Reproduce verbatim the entries from the line with "List all visible" to the line with "takeaway-forecast-window: FORECAST WINDOW", omitting the pictures from your answer.
··· Material for this task
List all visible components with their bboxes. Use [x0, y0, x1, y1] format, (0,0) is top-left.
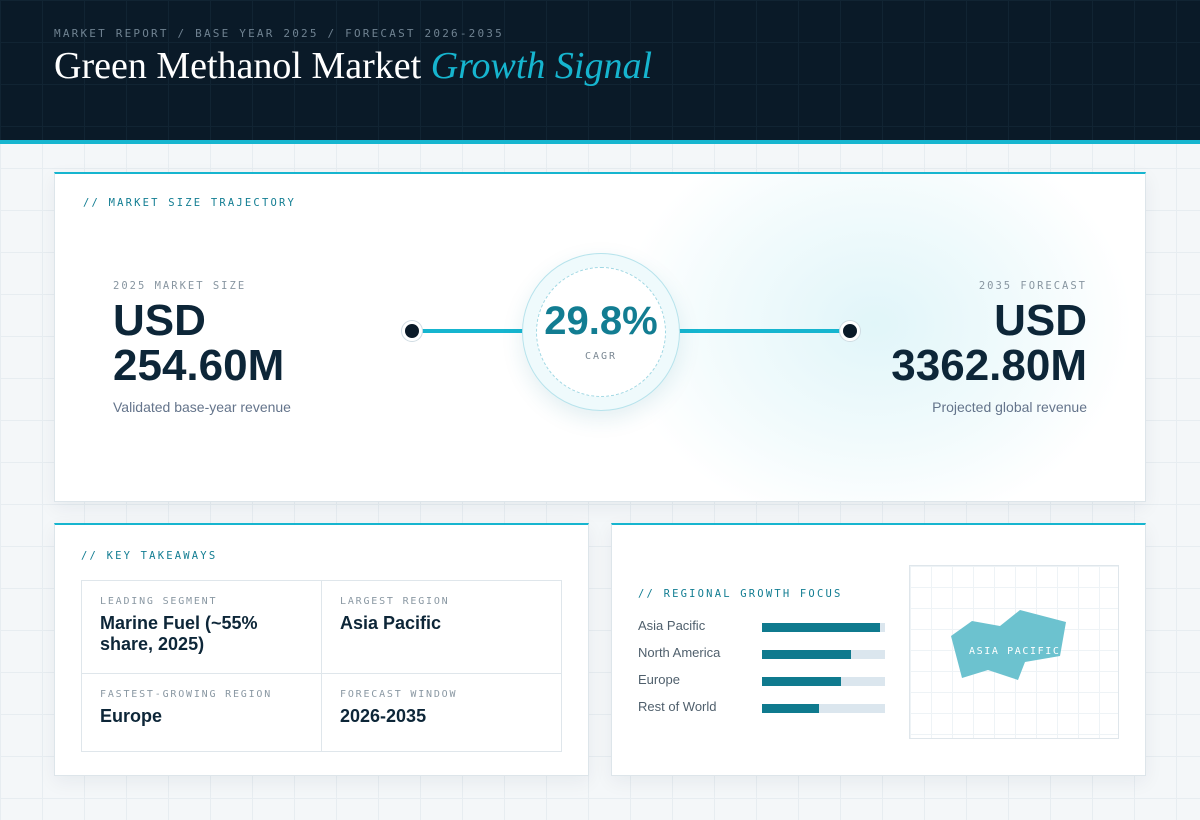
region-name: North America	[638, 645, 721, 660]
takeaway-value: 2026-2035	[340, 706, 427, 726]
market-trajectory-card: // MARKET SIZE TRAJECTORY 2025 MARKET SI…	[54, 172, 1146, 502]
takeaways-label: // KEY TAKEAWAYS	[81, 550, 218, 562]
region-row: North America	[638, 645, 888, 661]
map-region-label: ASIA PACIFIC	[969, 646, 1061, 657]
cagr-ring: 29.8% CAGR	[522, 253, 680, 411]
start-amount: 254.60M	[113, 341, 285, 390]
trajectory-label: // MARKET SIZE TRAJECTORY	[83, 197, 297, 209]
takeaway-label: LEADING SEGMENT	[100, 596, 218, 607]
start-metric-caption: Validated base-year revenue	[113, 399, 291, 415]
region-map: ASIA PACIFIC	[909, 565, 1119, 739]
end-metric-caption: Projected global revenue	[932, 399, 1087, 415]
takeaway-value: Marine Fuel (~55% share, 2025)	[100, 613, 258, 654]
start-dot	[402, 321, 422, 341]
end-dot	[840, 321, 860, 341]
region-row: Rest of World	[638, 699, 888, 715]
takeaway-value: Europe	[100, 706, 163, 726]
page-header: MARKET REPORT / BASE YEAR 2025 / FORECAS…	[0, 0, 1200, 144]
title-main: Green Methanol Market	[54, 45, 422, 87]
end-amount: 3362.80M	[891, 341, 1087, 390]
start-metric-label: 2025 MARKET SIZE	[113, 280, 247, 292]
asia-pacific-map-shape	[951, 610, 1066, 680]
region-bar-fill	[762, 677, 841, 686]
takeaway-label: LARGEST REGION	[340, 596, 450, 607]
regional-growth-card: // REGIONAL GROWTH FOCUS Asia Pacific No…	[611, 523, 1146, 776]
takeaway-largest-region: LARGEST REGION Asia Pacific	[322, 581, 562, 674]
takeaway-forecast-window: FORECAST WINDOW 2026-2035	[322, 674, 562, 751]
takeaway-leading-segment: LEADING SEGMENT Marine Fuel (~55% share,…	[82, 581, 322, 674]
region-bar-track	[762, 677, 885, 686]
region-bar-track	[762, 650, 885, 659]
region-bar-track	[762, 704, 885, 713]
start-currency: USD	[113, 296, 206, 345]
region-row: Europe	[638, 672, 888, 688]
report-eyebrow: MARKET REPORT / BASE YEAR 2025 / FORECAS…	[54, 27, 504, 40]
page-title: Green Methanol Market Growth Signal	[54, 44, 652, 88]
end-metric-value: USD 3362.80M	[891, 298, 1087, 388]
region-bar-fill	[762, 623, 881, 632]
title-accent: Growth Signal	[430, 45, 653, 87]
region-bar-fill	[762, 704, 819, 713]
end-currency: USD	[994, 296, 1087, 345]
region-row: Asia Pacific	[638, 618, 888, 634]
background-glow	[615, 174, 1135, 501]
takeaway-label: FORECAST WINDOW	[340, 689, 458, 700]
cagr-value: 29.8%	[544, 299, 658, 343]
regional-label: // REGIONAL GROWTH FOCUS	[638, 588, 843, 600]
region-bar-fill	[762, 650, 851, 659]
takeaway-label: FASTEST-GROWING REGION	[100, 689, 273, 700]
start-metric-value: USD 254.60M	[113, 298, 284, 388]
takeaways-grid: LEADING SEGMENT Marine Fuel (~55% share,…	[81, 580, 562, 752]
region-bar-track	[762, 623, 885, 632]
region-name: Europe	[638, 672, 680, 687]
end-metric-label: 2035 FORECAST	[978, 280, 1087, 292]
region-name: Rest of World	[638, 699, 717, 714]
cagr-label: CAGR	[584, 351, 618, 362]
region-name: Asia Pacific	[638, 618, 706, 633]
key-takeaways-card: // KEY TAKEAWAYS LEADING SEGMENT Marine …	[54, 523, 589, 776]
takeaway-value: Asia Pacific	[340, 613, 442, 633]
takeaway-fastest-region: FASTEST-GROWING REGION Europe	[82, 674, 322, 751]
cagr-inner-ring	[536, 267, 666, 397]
······
··· Material for this task
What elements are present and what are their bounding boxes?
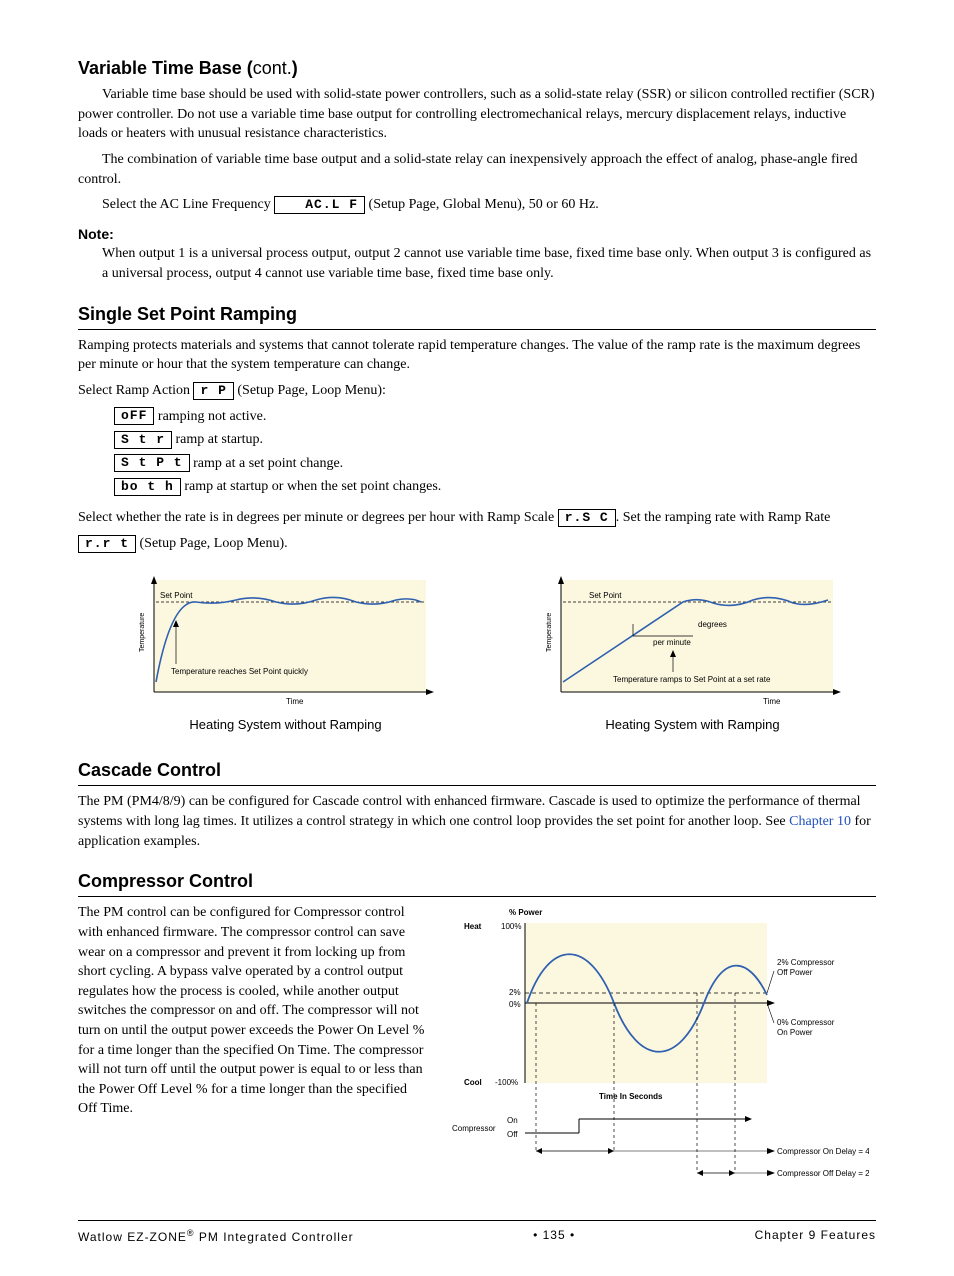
······
_Problem solution_.
List all visible components with their bboxes. Use [x0, y0, x1, y1] format, (0,0) is top-left.
region-name: North America	[638, 645, 721, 660]
takeaway-value: 2026-2035	[340, 706, 427, 726]
market-trajectory-card: // MARKET SIZE TRAJECTORY 2025 MARKET SI…	[54, 172, 1146, 502]
takeaways-label: // KEY TAKEAWAYS	[81, 550, 218, 562]
region-row: North America	[638, 645, 888, 661]
map-region-label: ASIA PACIFIC	[969, 646, 1061, 657]
cagr-ring: 29.8% CAGR	[522, 253, 680, 411]
start-amount: 254.60M	[113, 341, 285, 390]
trajectory-label: // MARKET SIZE TRAJECTORY	[83, 197, 297, 209]
takeaway-label: LEADING SEGMENT	[100, 596, 218, 607]
start-metric-caption: Validated base-year revenue	[113, 399, 291, 415]
region-map: ASIA PACIFIC	[909, 565, 1119, 739]
end-metric-caption: Projected global revenue	[932, 399, 1087, 415]
takeaway-value: Marine Fuel (~55% share, 2025)	[100, 613, 258, 654]
start-dot	[402, 321, 422, 341]
end-dot	[840, 321, 860, 341]
region-row: Rest of World	[638, 699, 888, 715]
takeaway-value: Europe	[100, 706, 163, 726]
page-header: MARKET REPORT / BASE YEAR 2025 / FORECAS…	[0, 0, 1200, 144]
title-main: Green Methanol Market	[54, 45, 422, 87]
end-amount: 3362.80M	[891, 341, 1087, 390]
start-metric-label: 2025 MARKET SIZE	[113, 280, 247, 292]
asia-pacific-map-shape	[951, 610, 1066, 680]
region-bar-fill	[762, 677, 841, 686]
takeaway-label: LARGEST REGION	[340, 596, 450, 607]
regional-growth-card: // REGIONAL GROWTH FOCUS Asia Pacific No…	[611, 523, 1146, 776]
takeaway-largest-region: LARGEST REGION Asia Pacific	[322, 581, 562, 674]
takeaway-forecast-window: FORECAST WINDOW 2026-2035	[322, 674, 562, 751]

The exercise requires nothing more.